What you will do :: Each entry must be given again exactly; images do not belong in the copy.

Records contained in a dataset
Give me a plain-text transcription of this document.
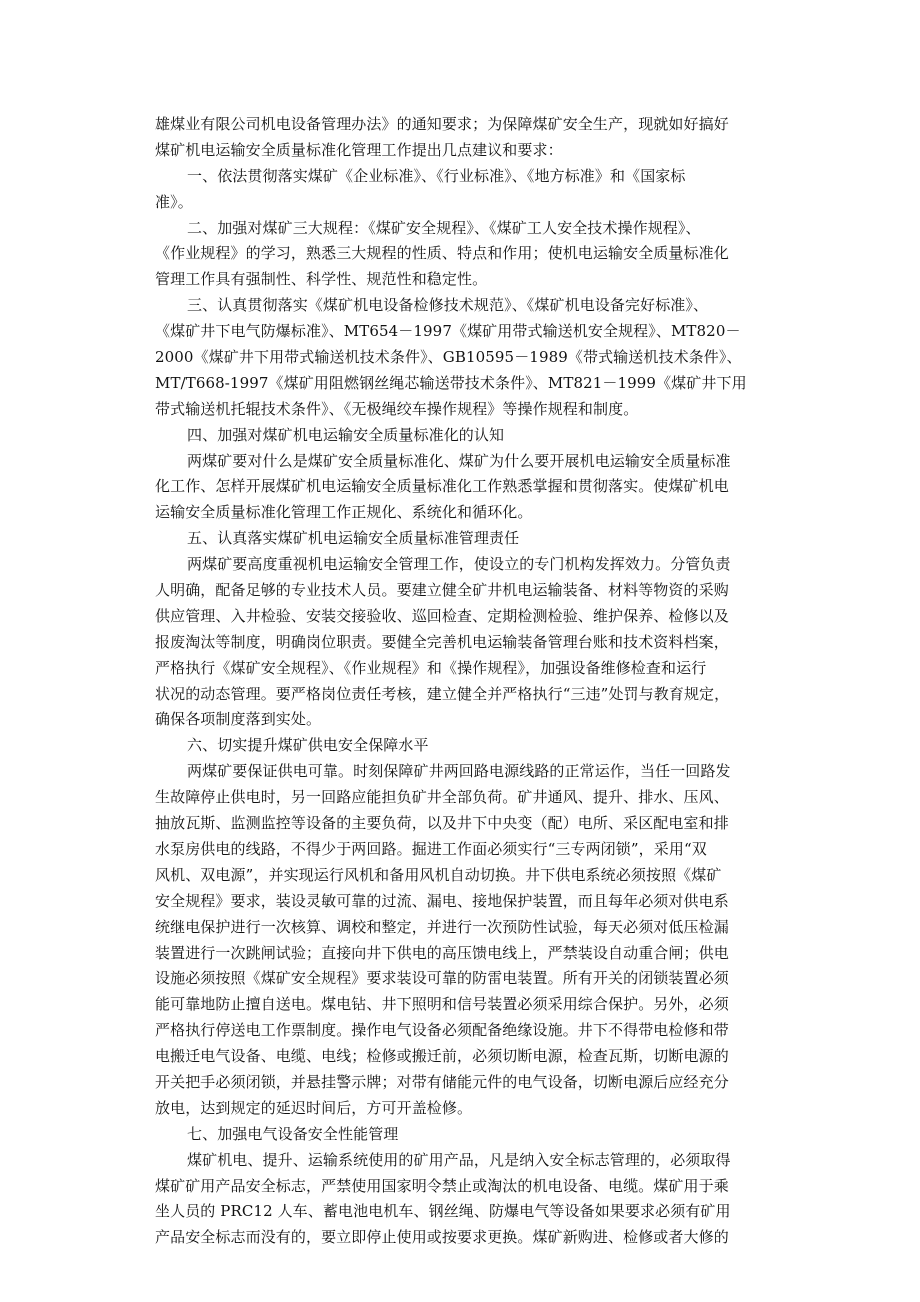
雄煤业有限公司机电设备管理办法》的通知要求；为保障煤矿安全生产，现就如好搞好
煤矿机电运输安全质量标准化管理工作提出几点建议和要求：
一、依法贯彻落实煤矿《企业标准》、《行业标准》、《地方标准》和《国家标
准》。
二、加强对煤矿三大规程：《煤矿安全规程》、《煤矿工人安全技术操作规程》、
《作业规程》的学习，熟悉三大规程的性质、特点和作用；使机电运输安全质量标准化
管理工作具有强制性、科学性、规范性和稳定性。
三、认真贯彻落实《煤矿机电设备检修技术规范》、《煤矿机电设备完好标准》、
《煤矿井下电气防爆标准》、MT654－1997《煤矿用带式输送机安全规程》、MT820－
2000《煤矿井下用带式输送机技术条件》、GB10595－1989《带式输送机技术条件》、
MT/T668-1997《煤矿用阻燃钢丝绳芯输送带技术条件》、MT821－1999《煤矿井下用
带式输送机托辊技术条件》、《无极绳绞车操作规程》等操作规程和制度。
四、加强对煤矿机电运输安全质量标准化的认知
两煤矿要对什么是煤矿安全质量标准化、煤矿为什么要开展机电运输安全质量标准
化工作、怎样开展煤矿机电运输安全质量标准化工作熟悉掌握和贯彻落实。使煤矿机电
运输安全质量标准化管理工作正规化、系统化和循环化。
五、认真落实煤矿机电运输安全质量标准管理责任
两煤矿要高度重视机电运输安全管理工作，使设立的专门机构发挥效力。分管负责
人明确，配备足够的专业技术人员。要建立健全矿井机电运输装备、材料等物资的采购
供应管理、入井检验、安装交接验收、巡回检查、定期检测检验、维护保养、检修以及
报废淘汰等制度，明确岗位职责。要健全完善机电运输装备管理台账和技术资料档案，
严格执行《煤矿安全规程》、《作业规程》和《操作规程》，加强设备维修检查和运行
状况的动态管理。要严格岗位责任考核，建立健全并严格执行“三违”处罚与教育规定，
确保各项制度落到实处。
六、切实提升煤矿供电安全保障水平
两煤矿要保证供电可靠。时刻保障矿井两回路电源线路的正常运作，当任一回路发
生故障停止供电时，另一回路应能担负矿井全部负荷。矿井通风、提升、排水、压风、
抽放瓦斯、监测监控等设备的主要负荷，以及井下中央变（配）电所、采区配电室和排
水泵房供电的线路，不得少于两回路。掘进工作面必须实行“三专两闭锁”，采用“双
风机、双电源”，并实现运行风机和备用风机自动切换。井下供电系统必须按照《煤矿
安全规程》要求，装设灵敏可靠的过流、漏电、接地保护装置，而且每年必须对供电系
统继电保护进行一次核算、调校和整定，并进行一次预防性试验，每天必须对低压检漏
装置进行一次跳闸试验；直接向井下供电的高压馈电线上，严禁装设自动重合闸；供电
设施必须按照《煤矿安全规程》要求装设可靠的防雷电装置。所有开关的闭锁装置必须
能可靠地防止擅自送电。煤电钻、井下照明和信号装置必须采用综合保护。另外，必须
严格执行停送电工作票制度。操作电气设备必须配备绝缘设施。井下不得带电检修和带
电搬迁电气设备、电缆、电线；检修或搬迁前，必须切断电源，检查瓦斯，切断电源的
开关把手必须闭锁，并悬挂警示牌；对带有储能元件的电气设备，切断电源后应经充分
放电，达到规定的延迟时间后，方可开盖检修。
七、加强电气设备安全性能管理
煤矿机电、提升、运输系统使用的矿用产品，凡是纳入安全标志管理的，必须取得
煤矿矿用产品安全标志，严禁使用国家明令禁止或淘汰的机电设备、电缆。煤矿用于乘
坐人员的 PRC12 人车、蓄电池电机车、钢丝绳、防爆电气等设备如果要求必须有矿用
产品安全标志而没有的，要立即停止使用或按要求更换。煤矿新购进、检修或者大修的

Full response ::
Give me a plain-text transcription of this document.
雄煤业有限公司机电设备管理办法》的通知要求；为保障煤矿安全生产，现就如好搞好
煤矿机电运输安全质量标准化管理工作提出几点建议和要求：
一、依法贯彻落实煤矿《企业标准》、《行业标准》、《地方标准》和《国家标
准》。
二、加强对煤矿三大规程：《煤矿安全规程》、《煤矿工人安全技术操作规程》、
《作业规程》的学习，熟悉三大规程的性质、特点和作用；使机电运输安全质量标准化
管理工作具有强制性、科学性、规范性和稳定性。
三、认真贯彻落实《煤矿机电设备检修技术规范》、《煤矿机电设备完好标准》、
《煤矿井下电气防爆标准》、MT654－1997《煤矿用带式输送机安全规程》、MT820－
2000《煤矿井下用带式输送机技术条件》、GB10595－1989《带式输送机技术条件》、
MT/T668-1997《煤矿用阻燃钢丝绳芯输送带技术条件》、MT821－1999《煤矿井下用
带式输送机托辊技术条件》、《无极绳绞车操作规程》等操作规程和制度。
四、加强对煤矿机电运输安全质量标准化的认知
两煤矿要对什么是煤矿安全质量标准化、煤矿为什么要开展机电运输安全质量标准
化工作、怎样开展煤矿机电运输安全质量标准化工作熟悉掌握和贯彻落实。使煤矿机电
运输安全质量标准化管理工作正规化、系统化和循环化。
五、认真落实煤矿机电运输安全质量标准管理责任
两煤矿要高度重视机电运输安全管理工作，使设立的专门机构发挥效力。分管负责
人明确，配备足够的专业技术人员。要建立健全矿井机电运输装备、材料等物资的采购
供应管理、入井检验、安装交接验收、巡回检查、定期检测检验、维护保养、检修以及
报废淘汰等制度，明确岗位职责。要健全完善机电运输装备管理台账和技术资料档案，
严格执行《煤矿安全规程》、《作业规程》和《操作规程》，加强设备维修检查和运行
状况的动态管理。要严格岗位责任考核，建立健全并严格执行“三违”处罚与教育规定，
确保各项制度落到实处。
六、切实提升煤矿供电安全保障水平
两煤矿要保证供电可靠。时刻保障矿井两回路电源线路的正常运作，当任一回路发
生故障停止供电时，另一回路应能担负矿井全部负荷。矿井通风、提升、排水、压风、
抽放瓦斯、监测监控等设备的主要负荷，以及井下中央变（配）电所、采区配电室和排
水泵房供电的线路，不得少于两回路。掘进工作面必须实行“三专两闭锁”，采用“双
风机、双电源”，并实现运行风机和备用风机自动切换。井下供电系统必须按照《煤矿
安全规程》要求，装设灵敏可靠的过流、漏电、接地保护装置，而且每年必须对供电系
统继电保护进行一次核算、调校和整定，并进行一次预防性试验，每天必须对低压检漏
装置进行一次跳闸试验；直接向井下供电的高压馈电线上，严禁装设自动重合闸；供电
设施必须按照《煤矿安全规程》要求装设可靠的防雷电装置。所有开关的闭锁装置必须
能可靠地防止擅自送电。煤电钻、井下照明和信号装置必须采用综合保护。另外，必须
严格执行停送电工作票制度。操作电气设备必须配备绝缘设施。井下不得带电检修和带
电搬迁电气设备、电缆、电线；检修或搬迁前，必须切断电源，检查瓦斯，切断电源的
开关把手必须闭锁，并悬挂警示牌；对带有储能元件的电气设备，切断电源后应经充分
放电，达到规定的延迟时间后，方可开盖检修。
七、加强电气设备安全性能管理
煤矿机电、提升、运输系统使用的矿用产品，凡是纳入安全标志管理的，必须取得
煤矿矿用产品安全标志，严禁使用国家明令禁止或淘汰的机电设备、电缆。煤矿用于乘
坐人员的 PRC12 人车、蓄电池电机车、钢丝绳、防爆电气等设备如果要求必须有矿用
产品安全标志而没有的，要立即停止使用或按要求更换。煤矿新购进、检修或者大修的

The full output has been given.